## INSTRUCTIONS TO FOLLOW:
Scan the data. Collect each line that contains the word "magnetic".

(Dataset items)

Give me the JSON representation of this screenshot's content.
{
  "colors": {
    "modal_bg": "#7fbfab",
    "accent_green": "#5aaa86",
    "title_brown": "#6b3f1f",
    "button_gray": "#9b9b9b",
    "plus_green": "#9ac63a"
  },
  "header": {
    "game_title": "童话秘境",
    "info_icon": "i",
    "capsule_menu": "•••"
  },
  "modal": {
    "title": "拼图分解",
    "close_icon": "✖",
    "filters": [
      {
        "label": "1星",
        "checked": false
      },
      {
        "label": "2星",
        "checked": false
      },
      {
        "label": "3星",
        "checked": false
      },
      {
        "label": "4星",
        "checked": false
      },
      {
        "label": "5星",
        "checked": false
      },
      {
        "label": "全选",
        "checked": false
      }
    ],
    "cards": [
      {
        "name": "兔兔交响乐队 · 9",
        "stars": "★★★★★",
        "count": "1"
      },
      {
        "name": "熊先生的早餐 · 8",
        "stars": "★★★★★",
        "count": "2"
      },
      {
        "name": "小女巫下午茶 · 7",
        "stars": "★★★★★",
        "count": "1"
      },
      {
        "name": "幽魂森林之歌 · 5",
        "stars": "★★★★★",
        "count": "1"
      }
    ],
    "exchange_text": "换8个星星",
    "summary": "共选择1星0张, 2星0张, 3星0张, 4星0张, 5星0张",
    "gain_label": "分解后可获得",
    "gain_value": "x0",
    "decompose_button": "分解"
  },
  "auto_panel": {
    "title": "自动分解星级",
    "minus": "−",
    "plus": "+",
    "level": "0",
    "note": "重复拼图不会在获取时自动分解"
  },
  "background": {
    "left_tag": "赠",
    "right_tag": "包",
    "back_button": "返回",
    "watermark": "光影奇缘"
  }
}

--

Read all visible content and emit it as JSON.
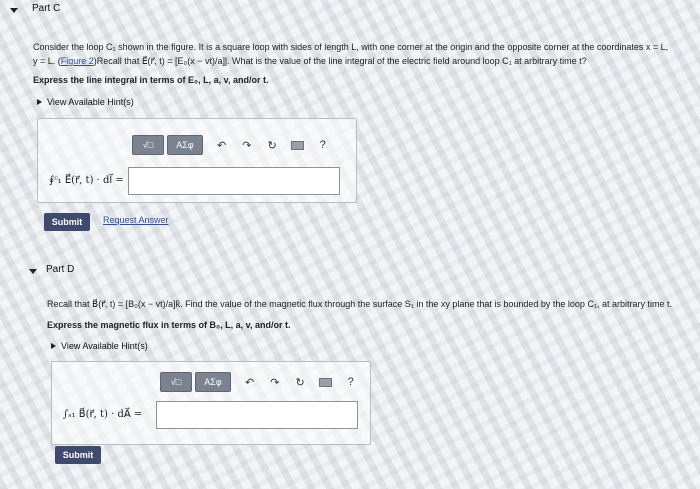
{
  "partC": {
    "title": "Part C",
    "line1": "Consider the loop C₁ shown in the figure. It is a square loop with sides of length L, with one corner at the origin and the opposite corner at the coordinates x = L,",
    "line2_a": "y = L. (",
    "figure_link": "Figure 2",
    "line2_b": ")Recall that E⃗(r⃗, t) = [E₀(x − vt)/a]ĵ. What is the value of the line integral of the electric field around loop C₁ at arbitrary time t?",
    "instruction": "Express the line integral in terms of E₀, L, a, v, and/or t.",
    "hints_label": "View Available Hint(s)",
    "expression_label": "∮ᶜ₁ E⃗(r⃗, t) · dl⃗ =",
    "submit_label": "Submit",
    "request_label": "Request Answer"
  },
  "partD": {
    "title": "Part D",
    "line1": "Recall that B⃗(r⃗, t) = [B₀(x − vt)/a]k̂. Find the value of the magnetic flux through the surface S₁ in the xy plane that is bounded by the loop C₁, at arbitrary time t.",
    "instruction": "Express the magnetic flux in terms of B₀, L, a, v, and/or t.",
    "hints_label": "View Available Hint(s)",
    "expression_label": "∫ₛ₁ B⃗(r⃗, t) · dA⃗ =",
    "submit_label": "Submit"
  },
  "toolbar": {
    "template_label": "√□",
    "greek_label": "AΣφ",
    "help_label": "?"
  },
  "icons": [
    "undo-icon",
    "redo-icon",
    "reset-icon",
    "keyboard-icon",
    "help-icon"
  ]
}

* * *

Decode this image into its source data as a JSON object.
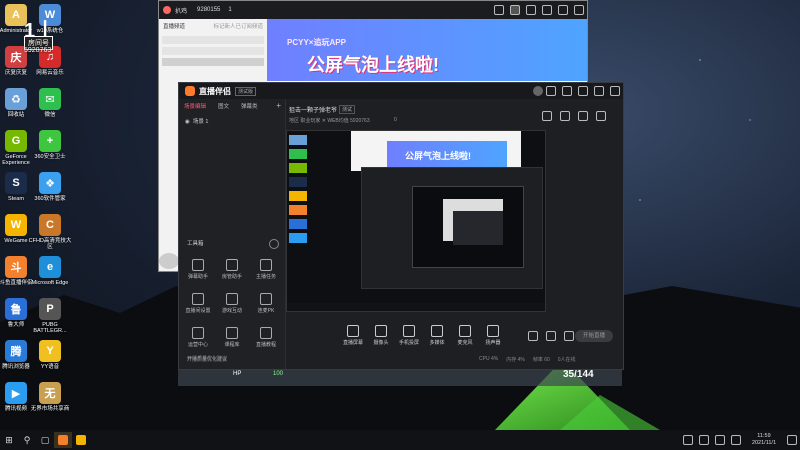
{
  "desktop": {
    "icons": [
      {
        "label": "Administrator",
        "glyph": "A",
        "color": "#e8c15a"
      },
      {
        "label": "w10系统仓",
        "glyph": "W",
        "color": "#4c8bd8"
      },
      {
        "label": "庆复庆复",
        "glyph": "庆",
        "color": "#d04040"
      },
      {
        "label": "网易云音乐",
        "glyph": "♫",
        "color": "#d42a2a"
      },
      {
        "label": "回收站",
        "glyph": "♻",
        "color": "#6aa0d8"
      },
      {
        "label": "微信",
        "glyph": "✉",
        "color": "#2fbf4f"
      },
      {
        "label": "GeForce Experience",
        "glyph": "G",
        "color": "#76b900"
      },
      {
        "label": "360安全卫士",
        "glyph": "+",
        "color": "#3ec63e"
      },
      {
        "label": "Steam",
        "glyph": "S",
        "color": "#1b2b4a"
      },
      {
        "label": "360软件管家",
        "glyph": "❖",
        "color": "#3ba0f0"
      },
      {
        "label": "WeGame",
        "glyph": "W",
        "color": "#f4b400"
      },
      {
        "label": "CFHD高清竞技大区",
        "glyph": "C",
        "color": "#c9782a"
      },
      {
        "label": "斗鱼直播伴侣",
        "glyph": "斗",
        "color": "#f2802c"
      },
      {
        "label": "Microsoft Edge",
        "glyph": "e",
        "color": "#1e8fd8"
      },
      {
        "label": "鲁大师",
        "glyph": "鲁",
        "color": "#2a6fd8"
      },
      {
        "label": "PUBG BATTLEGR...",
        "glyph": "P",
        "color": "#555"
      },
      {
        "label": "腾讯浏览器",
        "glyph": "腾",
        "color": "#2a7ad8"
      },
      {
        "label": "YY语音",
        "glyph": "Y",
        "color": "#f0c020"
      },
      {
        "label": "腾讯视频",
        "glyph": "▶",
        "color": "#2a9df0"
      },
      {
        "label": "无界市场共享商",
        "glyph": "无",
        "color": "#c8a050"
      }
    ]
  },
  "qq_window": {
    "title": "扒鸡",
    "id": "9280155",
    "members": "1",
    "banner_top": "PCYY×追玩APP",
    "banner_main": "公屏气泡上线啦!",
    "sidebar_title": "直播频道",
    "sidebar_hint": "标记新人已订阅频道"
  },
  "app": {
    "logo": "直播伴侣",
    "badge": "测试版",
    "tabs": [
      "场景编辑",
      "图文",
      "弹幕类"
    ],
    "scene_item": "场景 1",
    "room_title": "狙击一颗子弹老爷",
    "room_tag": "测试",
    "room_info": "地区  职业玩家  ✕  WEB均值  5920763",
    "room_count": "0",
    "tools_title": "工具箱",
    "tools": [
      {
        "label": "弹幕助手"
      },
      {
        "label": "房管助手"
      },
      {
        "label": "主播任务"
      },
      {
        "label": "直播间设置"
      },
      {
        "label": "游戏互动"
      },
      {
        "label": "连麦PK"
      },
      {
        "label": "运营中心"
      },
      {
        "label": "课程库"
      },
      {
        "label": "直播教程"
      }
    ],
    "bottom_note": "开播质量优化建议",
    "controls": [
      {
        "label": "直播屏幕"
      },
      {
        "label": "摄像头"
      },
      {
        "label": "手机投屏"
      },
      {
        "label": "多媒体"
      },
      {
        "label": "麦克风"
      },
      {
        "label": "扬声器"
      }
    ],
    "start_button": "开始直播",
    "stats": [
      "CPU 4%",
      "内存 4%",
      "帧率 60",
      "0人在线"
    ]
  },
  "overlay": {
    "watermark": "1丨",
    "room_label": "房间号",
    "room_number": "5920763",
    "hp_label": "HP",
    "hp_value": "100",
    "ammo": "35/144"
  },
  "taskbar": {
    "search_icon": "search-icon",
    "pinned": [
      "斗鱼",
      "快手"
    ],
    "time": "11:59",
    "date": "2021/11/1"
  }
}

## RESPONSE TO THIS EXERCISE:
    "line1": "Recall that B⃗(r⃗, t) = [B₀(x − vt)/a]k̂. Find the value of the magnetic flux through the surface S₁ in the xy plane that is bounded by the loop C₁, at arbitrary time t.",
    "instruction": "Express the magnetic flux in terms of B₀, L, a, v, and/or t.",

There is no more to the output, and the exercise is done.